Can you reproduce every one of the records below word for word, leaving out the pictures?

— begin Input —

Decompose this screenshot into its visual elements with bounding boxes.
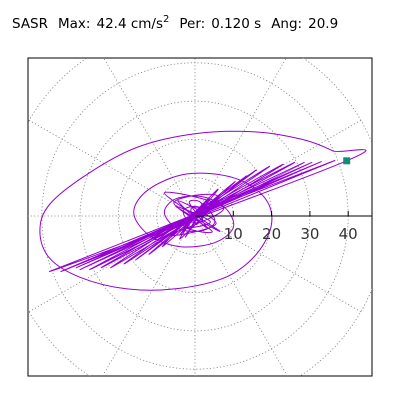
grid-spoke-120 (103, 58, 196, 217)
grid-spoke-300 (194, 215, 288, 376)
period-label: Per: (179, 16, 206, 32)
orbit-trace-0 (39, 130, 367, 291)
axis-tick-label-30: 30 (300, 225, 319, 243)
grid-spoke-150 (28, 119, 196, 217)
max-value: 42.4 (96, 16, 127, 32)
station-code: SASR (12, 16, 49, 32)
angle-label: Ang: (271, 16, 303, 32)
max-unit: cm/s (130, 16, 163, 32)
trace-layer (39, 130, 367, 291)
axis-tick-label-20: 20 (262, 225, 281, 243)
marker-layer (343, 157, 351, 165)
max-label: Max: (58, 16, 91, 32)
chart-header: SASR Max: 42.4 cm/s2 Per: 0.120 s Ang: 20.9 (12, 14, 338, 34)
grid-spoke-330 (194, 215, 362, 313)
axis-tick-label-10: 10 (224, 225, 243, 243)
max-unit-exponent: 2 (163, 14, 170, 25)
amplitude-axis: 10 20 30 40 (195, 211, 372, 243)
axis-tick-label-40: 40 (339, 225, 358, 243)
max-point-marker (343, 157, 351, 165)
grid-spoke-60 (194, 58, 287, 217)
grid-spoke-240 (102, 215, 196, 376)
period-value: 0.120 s (211, 16, 262, 32)
grid-spoke-210 (28, 215, 196, 313)
angle-value: 20.9 (308, 16, 339, 32)
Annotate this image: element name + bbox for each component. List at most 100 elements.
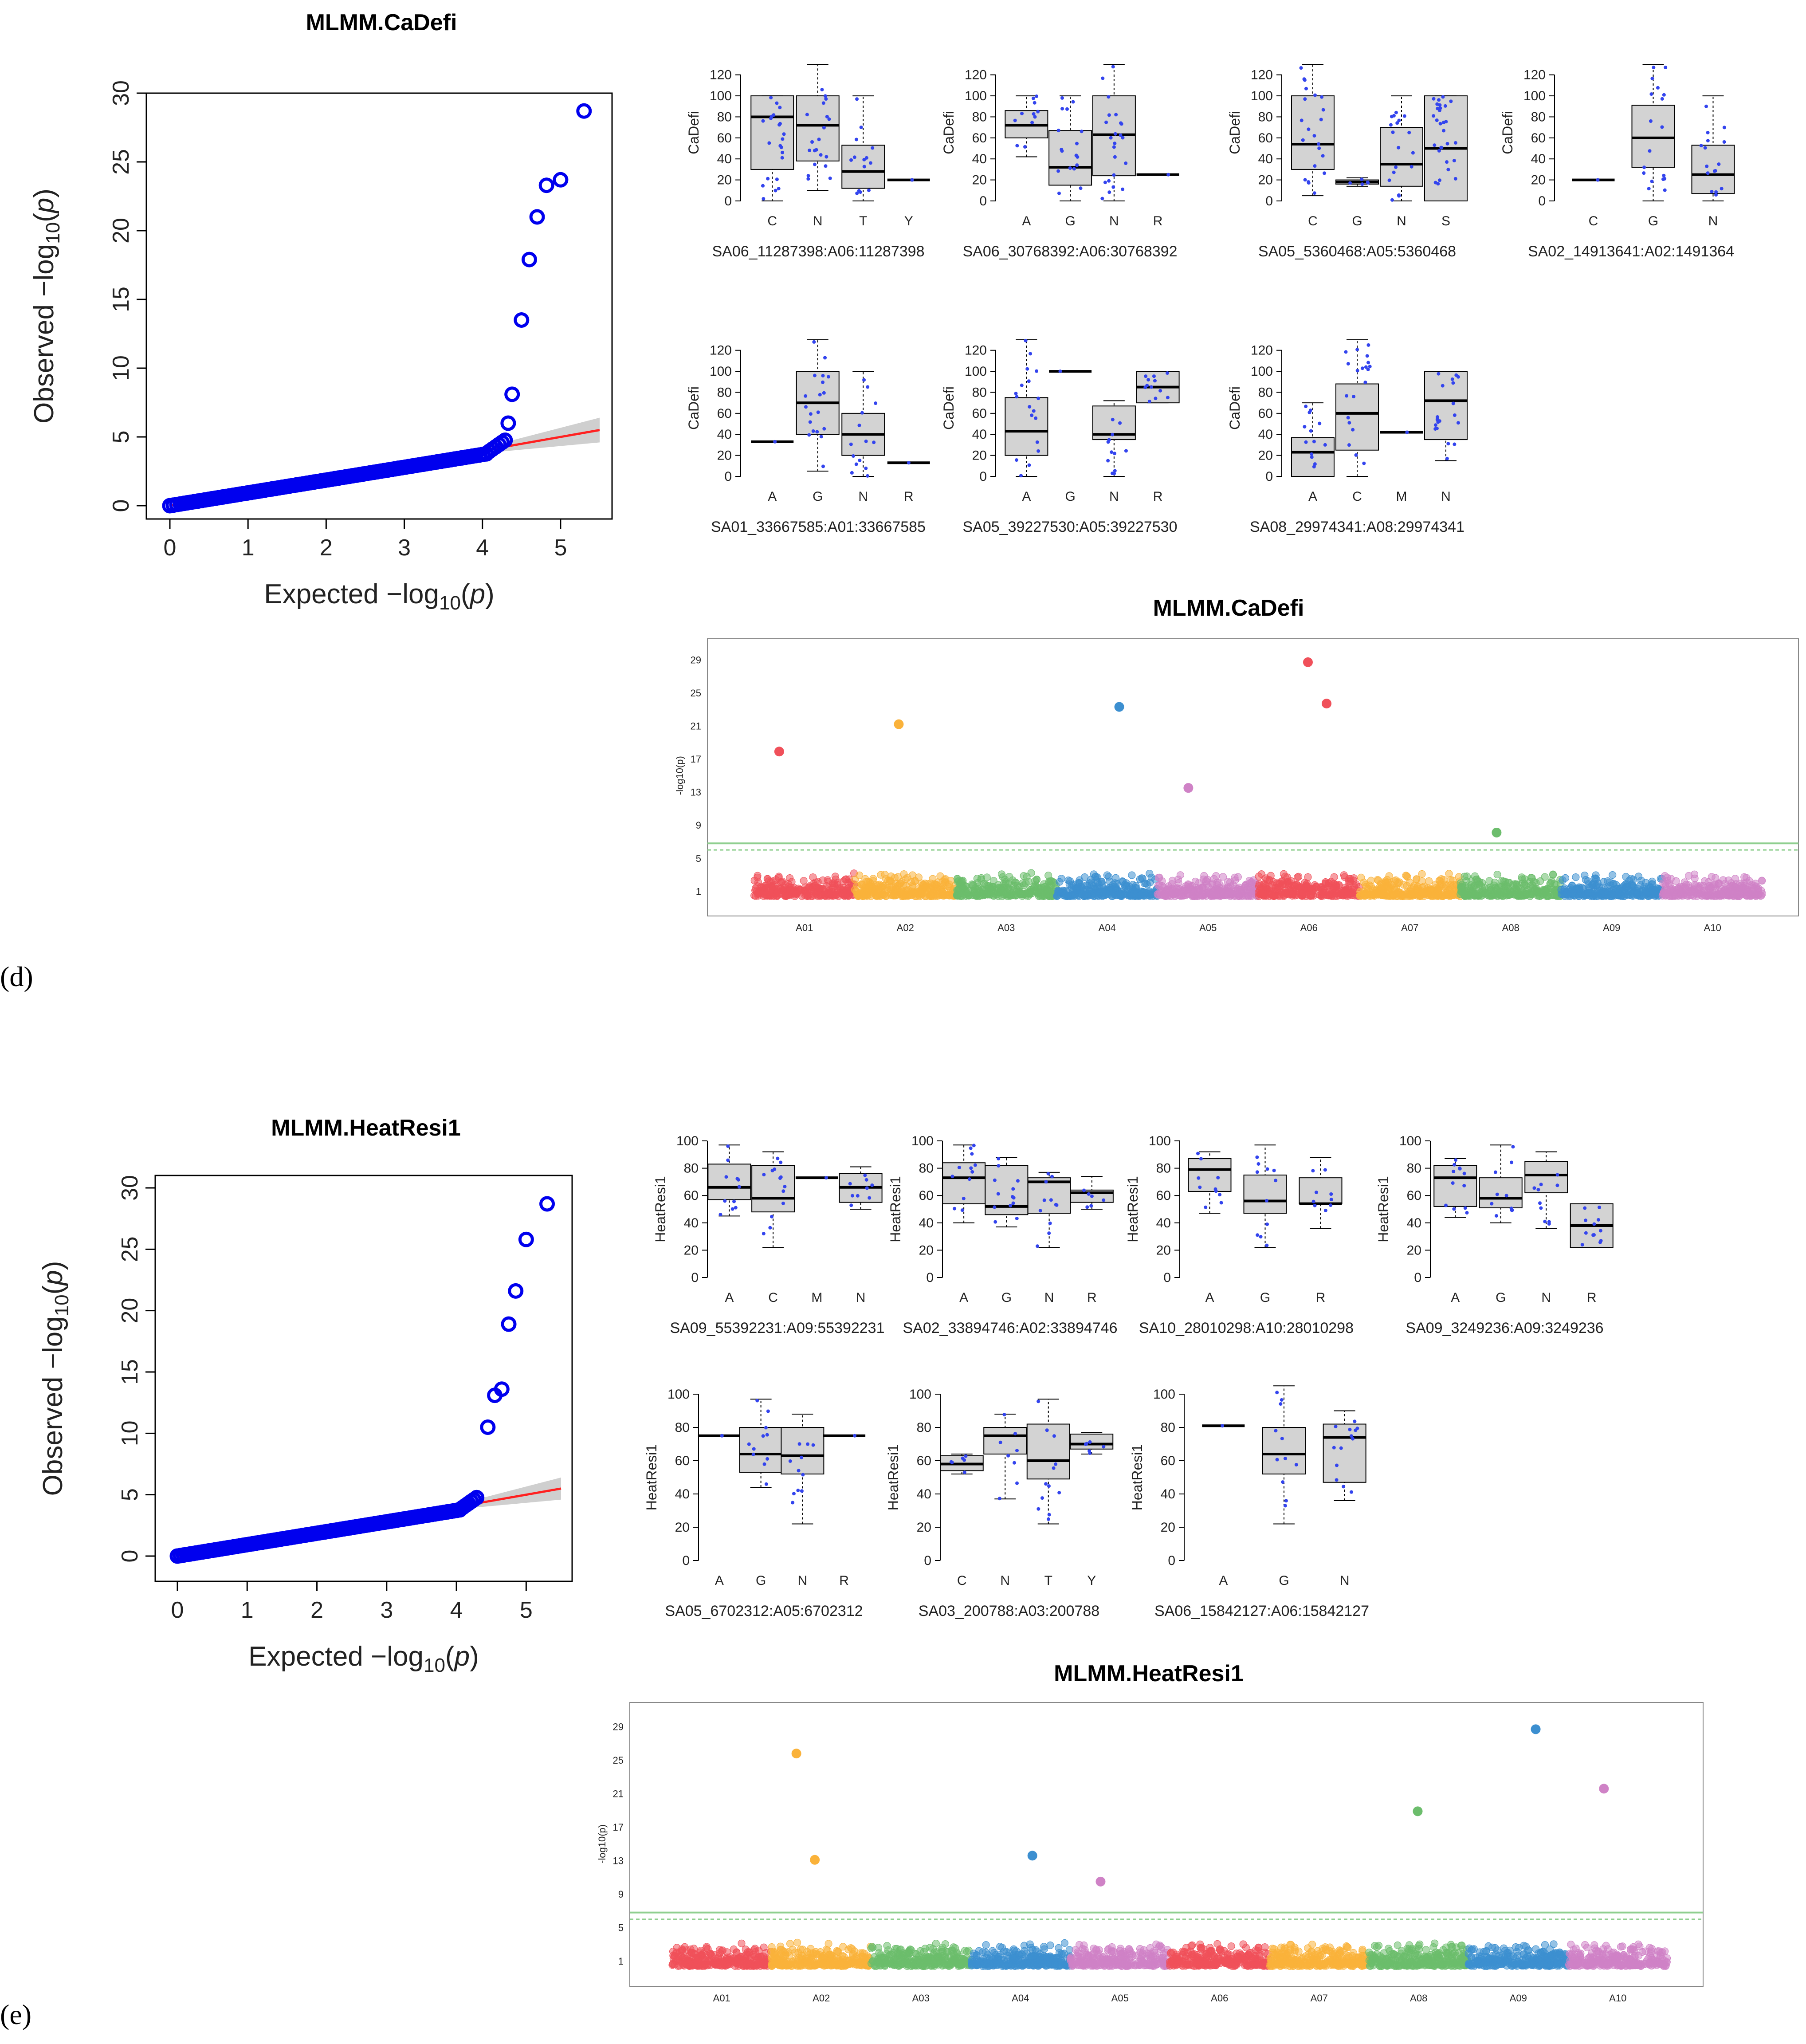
data-point xyxy=(1076,155,1080,159)
data-point xyxy=(1149,385,1153,389)
data-point xyxy=(1045,1428,1049,1432)
data-point xyxy=(1009,1203,1013,1207)
y-tick-label: 29 xyxy=(691,654,701,665)
data-point xyxy=(1342,1485,1346,1489)
snp-point xyxy=(814,878,822,886)
data-point xyxy=(734,1206,738,1210)
data-point xyxy=(1216,1175,1220,1179)
data-point xyxy=(1436,415,1440,419)
data-point xyxy=(1317,142,1321,146)
data-point xyxy=(796,1489,800,1493)
data-point xyxy=(1101,76,1105,80)
data-point xyxy=(1046,1517,1050,1521)
snp-point xyxy=(1179,892,1187,900)
box-body xyxy=(1335,383,1379,451)
data-point xyxy=(962,1458,966,1462)
snp-point xyxy=(1505,879,1513,887)
box-body xyxy=(1631,105,1675,168)
category-label: N xyxy=(1397,214,1406,228)
data-point xyxy=(1036,397,1040,401)
panel-label-d: (d) xyxy=(0,961,33,992)
snp-point xyxy=(834,1948,842,1956)
data-point xyxy=(907,461,911,465)
data-point xyxy=(862,157,866,161)
data-point xyxy=(957,1166,961,1170)
data-point xyxy=(780,156,784,160)
data-point xyxy=(1712,169,1716,173)
data-point xyxy=(1275,1391,1279,1395)
snp-point xyxy=(768,1961,776,1969)
data-point xyxy=(1323,443,1327,447)
data-point xyxy=(1111,65,1115,69)
y-tick-label: 100 xyxy=(1251,89,1273,103)
y-tick-label: 30 xyxy=(108,80,134,106)
snp-point xyxy=(730,1945,738,1953)
data-point xyxy=(1112,173,1116,177)
data-point xyxy=(813,149,817,153)
data-point xyxy=(1033,115,1037,119)
box-body xyxy=(1299,1177,1343,1204)
data-point xyxy=(806,1442,810,1446)
data-point xyxy=(1036,1507,1040,1511)
y-tick-label: 21 xyxy=(613,1788,624,1800)
data-point xyxy=(732,1199,736,1203)
data-point xyxy=(769,96,773,100)
y-tick-label: 80 xyxy=(917,1420,931,1435)
snp-point xyxy=(1164,892,1172,900)
snp-point xyxy=(1102,889,1110,897)
snp-point xyxy=(1460,889,1468,897)
data-point xyxy=(953,1207,957,1211)
snp-point xyxy=(1007,889,1015,897)
snp-point xyxy=(1568,881,1576,889)
data-point xyxy=(872,440,876,444)
snp-point xyxy=(1739,882,1747,890)
data-point xyxy=(1449,99,1453,103)
y-tick-label: 60 xyxy=(717,131,732,145)
category-label: A xyxy=(1205,1290,1214,1305)
y-tick-label: 0 xyxy=(924,1553,931,1568)
data-point xyxy=(1036,449,1040,453)
data-point xyxy=(1072,167,1076,171)
data-point xyxy=(816,410,820,414)
data-point xyxy=(1124,161,1128,165)
data-point xyxy=(821,373,825,377)
data-point xyxy=(1706,171,1710,175)
category-label: G xyxy=(1001,1290,1012,1305)
data-point xyxy=(1312,134,1316,138)
y-tick-label: 80 xyxy=(972,385,987,400)
category-label: G xyxy=(1648,214,1658,228)
snp-point xyxy=(824,1946,832,1954)
snp-point xyxy=(939,892,947,900)
category-label: C xyxy=(1352,489,1362,504)
y-tick-label: 10 xyxy=(108,355,134,381)
snp-point xyxy=(1046,1941,1054,1949)
qq-outlier-point xyxy=(576,103,592,119)
data-point xyxy=(1038,1209,1042,1213)
category-label: N xyxy=(1044,1290,1054,1305)
data-point xyxy=(1119,133,1123,137)
data-point xyxy=(1314,1191,1318,1195)
snp-point xyxy=(1388,891,1396,899)
data-point xyxy=(819,153,823,157)
snp-point xyxy=(819,1959,827,1967)
data-point xyxy=(1028,405,1032,409)
data-point xyxy=(970,1152,974,1156)
data-point xyxy=(865,1186,869,1190)
data-point xyxy=(1432,97,1436,101)
snp-point xyxy=(775,873,783,880)
data-point xyxy=(1027,379,1031,383)
snp-point xyxy=(927,892,935,900)
data-point xyxy=(1446,442,1450,446)
data-point xyxy=(736,1178,740,1182)
data-point xyxy=(1012,1196,1016,1200)
data-point xyxy=(762,1173,766,1177)
data-point xyxy=(1294,1463,1298,1467)
snp-point xyxy=(1200,875,1208,883)
data-point xyxy=(1023,145,1027,149)
data-point xyxy=(950,1460,954,1464)
box-body xyxy=(1380,127,1423,187)
y-tick-label: 100 xyxy=(965,364,987,379)
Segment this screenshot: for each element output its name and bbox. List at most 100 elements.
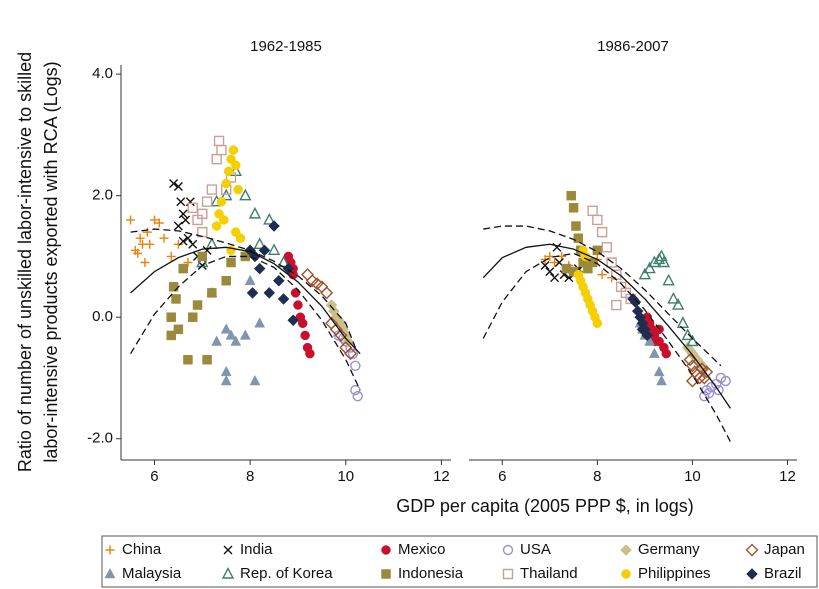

— end Input —

Written reply ->
Decompose this screenshot into its visual elements with bounding boxes.
grid-spoke-120 (103, 58, 196, 217)
grid-spoke-300 (194, 215, 288, 376)
period-label: Per: (179, 16, 206, 32)
orbit-trace-0 (39, 130, 367, 291)
axis-tick-label-30: 30 (300, 225, 319, 243)
grid-spoke-150 (28, 119, 196, 217)
max-value: 42.4 (96, 16, 127, 32)
station-code: SASR (12, 16, 49, 32)
angle-label: Ang: (271, 16, 303, 32)
max-unit: cm/s (130, 16, 163, 32)
trace-layer (39, 130, 367, 291)
axis-tick-label-20: 20 (262, 225, 281, 243)
marker-layer (343, 157, 351, 165)
max-label: Max: (58, 16, 91, 32)
chart-header: SASR Max: 42.4 cm/s2 Per: 0.120 s Ang: 20.9 (12, 14, 338, 34)
grid-spoke-330 (194, 215, 362, 313)
axis-tick-label-10: 10 (224, 225, 243, 243)
max-unit-exponent: 2 (163, 14, 170, 25)
amplitude-axis: 10 20 30 40 (195, 211, 372, 243)
axis-tick-label-40: 40 (339, 225, 358, 243)
max-point-marker (343, 157, 351, 165)
grid-spoke-60 (194, 58, 287, 217)
grid-spoke-240 (102, 215, 196, 376)
period-value: 0.120 s (211, 16, 262, 32)
grid-spoke-210 (28, 215, 196, 313)
angle-value: 20.9 (308, 16, 339, 32)
Annotate this image: element name + bbox for each component. List at most 100 elements.
data-point xyxy=(1076,155,1080,159)
data-point xyxy=(1149,385,1153,389)
data-point xyxy=(1045,1428,1049,1432)
data-point xyxy=(1009,1203,1013,1207)
y-tick-label: 29 xyxy=(691,654,701,665)
data-point xyxy=(1342,1485,1346,1489)
snp-point xyxy=(814,878,822,886)
data-point xyxy=(734,1206,738,1210)
data-point xyxy=(1216,1175,1220,1179)
data-point xyxy=(1436,415,1440,419)
data-point xyxy=(1317,142,1321,146)
data-point xyxy=(796,1489,800,1493)
data-point xyxy=(1101,76,1105,80)
data-point xyxy=(1046,1517,1050,1521)
snp-point xyxy=(1179,892,1187,900)
box-body xyxy=(1335,383,1379,451)
data-point xyxy=(962,1458,966,1462)
snp-point xyxy=(1505,879,1513,887)
box-body xyxy=(1631,105,1675,168)
category-label: N xyxy=(1397,214,1406,228)
data-point xyxy=(1036,397,1040,401)
panel-label-d: (d) xyxy=(0,961,33,992)
snp-point xyxy=(834,1948,842,1956)
data-point xyxy=(907,461,911,465)
data-point xyxy=(862,157,866,161)
data-point xyxy=(957,1166,961,1170)
data-point xyxy=(780,156,784,160)
data-point xyxy=(1712,169,1716,173)
data-point xyxy=(1275,1391,1279,1395)
snp-point xyxy=(768,1961,776,1969)
data-point xyxy=(1323,443,1327,447)
data-point xyxy=(1111,65,1115,69)
y-tick-label: 100 xyxy=(1251,89,1273,103)
y-tick-label: 30 xyxy=(108,80,134,106)
snp-point xyxy=(730,1945,738,1953)
data-point xyxy=(1112,173,1116,177)
data-point xyxy=(813,149,817,153)
data-point xyxy=(1033,115,1037,119)
box-body xyxy=(1299,1177,1343,1204)
data-point xyxy=(806,1442,810,1446)
data-point xyxy=(1036,1507,1040,1511)
y-tick-label: 21 xyxy=(613,1788,624,1800)
data-point xyxy=(732,1199,736,1203)
data-point xyxy=(769,96,773,100)
y-tick-label: 80 xyxy=(917,1420,931,1435)
snp-point xyxy=(1164,892,1172,900)
snp-point xyxy=(1102,889,1110,897)
snp-point xyxy=(1460,889,1468,897)
data-point xyxy=(953,1207,957,1211)
snp-point xyxy=(1007,889,1015,897)
snp-point xyxy=(1568,881,1576,889)
data-point xyxy=(872,440,876,444)
snp-point xyxy=(1739,882,1747,890)
data-point xyxy=(1449,99,1453,103)
y-tick-label: 60 xyxy=(717,131,732,145)
category-label: A xyxy=(1205,1290,1214,1305)
y-tick-label: 0 xyxy=(924,1553,931,1568)
data-point xyxy=(1036,449,1040,453)
data-point xyxy=(1072,167,1076,171)
data-point xyxy=(816,410,820,414)
data-point xyxy=(1124,161,1128,165)
data-point xyxy=(821,373,825,377)
data-point xyxy=(1706,171,1710,175)
category-label: G xyxy=(1001,1290,1012,1305)
data-point xyxy=(1312,134,1316,138)
y-tick-label: 80 xyxy=(972,385,987,400)
category-label: G xyxy=(1648,214,1658,228)
snp-point xyxy=(824,1946,832,1954)
snp-point xyxy=(939,892,947,900)
category-label: C xyxy=(1352,489,1362,504)
y-tick-label: 10 xyxy=(108,355,134,381)
snp-point xyxy=(1046,1941,1054,1949)
qq-outlier-point xyxy=(576,103,592,119)
data-point xyxy=(1038,1209,1042,1213)
category-label: N xyxy=(1044,1290,1054,1305)
data-point xyxy=(1119,133,1123,137)
data-point xyxy=(1314,1191,1318,1195)
snp-point xyxy=(1388,891,1396,899)
data-point xyxy=(819,153,823,157)
snp-point xyxy=(819,1959,827,1967)
data-point xyxy=(1028,405,1032,409)
data-point xyxy=(970,1152,974,1156)
data-point xyxy=(865,1186,869,1190)
data-point xyxy=(1432,97,1436,101)
snp-point xyxy=(775,873,783,880)
data-point xyxy=(1027,379,1031,383)
snp-point xyxy=(927,892,935,900)
data-point xyxy=(1446,442,1450,446)
data-point xyxy=(736,1178,740,1182)
data-point xyxy=(1012,1196,1016,1200)
data-point xyxy=(762,1173,766,1177)
data-point xyxy=(1294,1463,1298,1467)
snp-point xyxy=(1200,875,1208,883)
data-point xyxy=(1023,145,1027,149)
data-point xyxy=(950,1460,954,1464)
box-body xyxy=(1380,127,1423,187)
y-tick-label: 100 xyxy=(965,364,987,379)
Segment this screenshot: for each element output its name and bbox. List at most 100 elements.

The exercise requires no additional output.